本文 →

.....

ゲーベンクリームを傷につけると痛い・・・という人体実験
我が身を犠牲に(?)してのゲーベンクリームに関する簡単な予備的人体実験をしました。太腿を市販のナイロンタオルで思いっきりこすり,真っ赤になったところを3つに分け,それぞれを「何もしない(=コントロール)」,「ゲーベンクリーム塗布」,「白色ワセリン塗布」にして経過を観察する,という単純な実験です。その結果は以下の通りでした。なお,時間は実験開始からのものです。
- 塗布直後:ほとんど差はない。
- 塗布から3分後:コントロールとゲーベン塗布の部位だけピリピリとした痛みがある。ワセリンの部位には症状なし。
- 10分後:コントロールとゲーベン塗布の部位はさらに痛みが強くなるが,ワセリンの部位は正常部分と同じ。触ってみても,コントロールとゲーベン塗布部位はざらついているのがわかる。
- 45分後:安静にしていても痛いため,ゲーベンを拭き取り,ワセリンを塗布してサランラップで覆う。
- 47分後:痛みが軽くなる。
- 50分後:痛みは全くない・・・というか,ラップをつけていることを忘れていた。
- 60分後:ラップを剥がして就寝。

.....

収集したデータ
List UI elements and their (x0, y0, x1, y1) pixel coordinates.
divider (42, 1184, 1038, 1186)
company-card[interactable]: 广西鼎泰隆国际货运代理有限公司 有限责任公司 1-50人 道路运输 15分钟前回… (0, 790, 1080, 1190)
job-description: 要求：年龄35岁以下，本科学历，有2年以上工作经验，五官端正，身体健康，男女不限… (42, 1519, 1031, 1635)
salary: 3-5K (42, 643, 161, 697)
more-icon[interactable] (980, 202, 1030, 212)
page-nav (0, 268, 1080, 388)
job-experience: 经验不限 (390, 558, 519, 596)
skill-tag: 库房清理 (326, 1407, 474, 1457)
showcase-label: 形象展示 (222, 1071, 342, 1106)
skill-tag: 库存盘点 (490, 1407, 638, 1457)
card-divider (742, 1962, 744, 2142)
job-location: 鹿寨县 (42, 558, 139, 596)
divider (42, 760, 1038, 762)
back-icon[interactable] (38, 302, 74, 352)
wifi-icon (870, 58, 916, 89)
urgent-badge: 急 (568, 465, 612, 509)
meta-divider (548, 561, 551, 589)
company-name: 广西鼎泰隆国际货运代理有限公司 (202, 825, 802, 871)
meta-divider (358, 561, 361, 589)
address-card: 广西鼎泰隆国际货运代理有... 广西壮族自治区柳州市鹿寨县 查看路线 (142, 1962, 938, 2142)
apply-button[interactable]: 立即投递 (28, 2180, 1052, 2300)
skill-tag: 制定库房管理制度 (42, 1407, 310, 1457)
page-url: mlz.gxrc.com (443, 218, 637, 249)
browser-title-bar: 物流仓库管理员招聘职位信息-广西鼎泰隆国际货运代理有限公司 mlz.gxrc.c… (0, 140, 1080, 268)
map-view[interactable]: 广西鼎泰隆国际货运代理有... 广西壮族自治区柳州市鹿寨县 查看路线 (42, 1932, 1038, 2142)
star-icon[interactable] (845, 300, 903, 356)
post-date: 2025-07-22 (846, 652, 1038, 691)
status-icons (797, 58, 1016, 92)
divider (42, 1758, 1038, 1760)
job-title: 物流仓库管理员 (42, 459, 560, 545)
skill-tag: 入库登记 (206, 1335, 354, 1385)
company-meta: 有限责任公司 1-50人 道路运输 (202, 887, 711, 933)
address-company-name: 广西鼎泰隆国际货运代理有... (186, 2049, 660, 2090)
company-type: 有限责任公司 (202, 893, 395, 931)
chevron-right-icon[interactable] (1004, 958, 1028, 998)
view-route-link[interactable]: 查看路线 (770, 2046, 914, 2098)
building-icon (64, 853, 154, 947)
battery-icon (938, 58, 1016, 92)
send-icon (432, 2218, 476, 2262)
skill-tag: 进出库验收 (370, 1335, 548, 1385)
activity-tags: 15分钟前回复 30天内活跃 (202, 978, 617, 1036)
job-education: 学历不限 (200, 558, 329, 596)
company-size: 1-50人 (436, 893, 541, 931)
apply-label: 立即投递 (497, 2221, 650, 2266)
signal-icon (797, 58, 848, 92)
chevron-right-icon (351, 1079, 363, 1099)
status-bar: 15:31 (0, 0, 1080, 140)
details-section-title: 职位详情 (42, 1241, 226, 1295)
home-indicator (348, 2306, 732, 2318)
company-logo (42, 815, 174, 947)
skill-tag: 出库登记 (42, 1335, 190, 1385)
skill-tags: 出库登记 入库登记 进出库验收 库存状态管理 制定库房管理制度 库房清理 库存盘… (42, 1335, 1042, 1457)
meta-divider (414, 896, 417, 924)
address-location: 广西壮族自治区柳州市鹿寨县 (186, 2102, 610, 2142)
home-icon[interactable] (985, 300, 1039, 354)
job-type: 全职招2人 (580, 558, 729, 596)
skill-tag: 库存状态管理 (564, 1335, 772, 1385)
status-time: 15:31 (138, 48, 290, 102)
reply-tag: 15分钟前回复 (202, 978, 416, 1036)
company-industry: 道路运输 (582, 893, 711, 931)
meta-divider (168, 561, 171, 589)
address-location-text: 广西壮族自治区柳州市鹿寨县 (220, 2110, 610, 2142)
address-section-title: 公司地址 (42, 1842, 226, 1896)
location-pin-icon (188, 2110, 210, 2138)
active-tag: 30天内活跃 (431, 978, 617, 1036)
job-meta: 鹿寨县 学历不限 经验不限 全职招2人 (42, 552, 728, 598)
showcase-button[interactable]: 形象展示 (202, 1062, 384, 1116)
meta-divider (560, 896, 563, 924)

.....

課題一覧 →
A – ゲーベンクリームの人体実験の本文から、「- 塗布から3分後:コントロ」で始まり「- 47分後:痛みが軽くなる。」で終わる部分までを、一字も変えずにすべて書き写せ。
B – ゲーベンクリームの人体実験の本文を、最後の文の後から書き継げ。

解答集 →
A –
- 塗布から3分後:コントロールとゲーベン塗布の部位だけピリピリとした痛みがある。ワセリンの部位には症状なし。
- 10分後:コントロールとゲーベン塗布の部位はさらに痛みが強くなるが,ワセリンの部位は正常部分と同じ。触ってみても,コントロールとゲーベン塗布部位はざらついているのがわかる。
- 45分後:安静にしていても痛いため,ゲーベンを拭き取り,ワセリンを塗布してサランラップで覆う。
- 47分後:痛みが軽くなる。

B –
- 6時間後に起床。ゲーベン塗布部だけピリピリした痛みが残っていて,触ると痛い。コントロール部分は痛みなし。ワセリン塗布部は何もしない部分と見分けが付かない。
痛みを抑えようと思ってワセリンを塗布したが,それでもなかなか痛みが消えない。
- 7時間後:こすった部分の発赤は残っているが,痛みはなくなった。
わかったこと。
- ナイロンタオルで強くこすると痛みがあり,これは角化層損傷モデルとして有用と思われた。
- 自分の体で実験する場合,大腿内側~前面,下腿内側,前腕屈側が実験部位に使えると思うが,私の場合は大腿内側の皮膚が最も薄いらしく,違いが最もよくわかった。
- 痛みはワセリン塗布で治癒した。また,角化層損傷も治癒した。
- コントロール部位も痛いことから,乾燥で痛みが続く。
- ゲーベンクリーム塗布で痛みはさらに増強する。
- 6時間後にコントロールは痛みがなく,ゲーベン塗布部のみ痛みと発赤が残っているため,ゲーベンは角化層の損傷をさらに深くする効果があった。
「ゲーベンクリーム人体実験」ですが,ピリピリした不愉快な痛みは耐え難いものだということを改めて実感しました。こんなものを創面に塗りたくられる熱傷患者さん,どれほど痛い思いをしているんだろうと,心が痛みます。この予備実験を受けて,きちんと写真を撮りながら本番の実験をする予定ですが,この痛みがまたあるのかと思うと,ちょっと憂鬱です。
ゲーベンクリーム大好き先生,ゲーベン大好き熱傷専門医先生は,是非この人体実験をしてみてください。実験そのものは簡単ですから・・・。
患者にゲーベンを使う前に,まず自分に使ってみて,自分の体で安全性を確かめようよ。患者にゲーベンを使うのはそのあとだと思うよ。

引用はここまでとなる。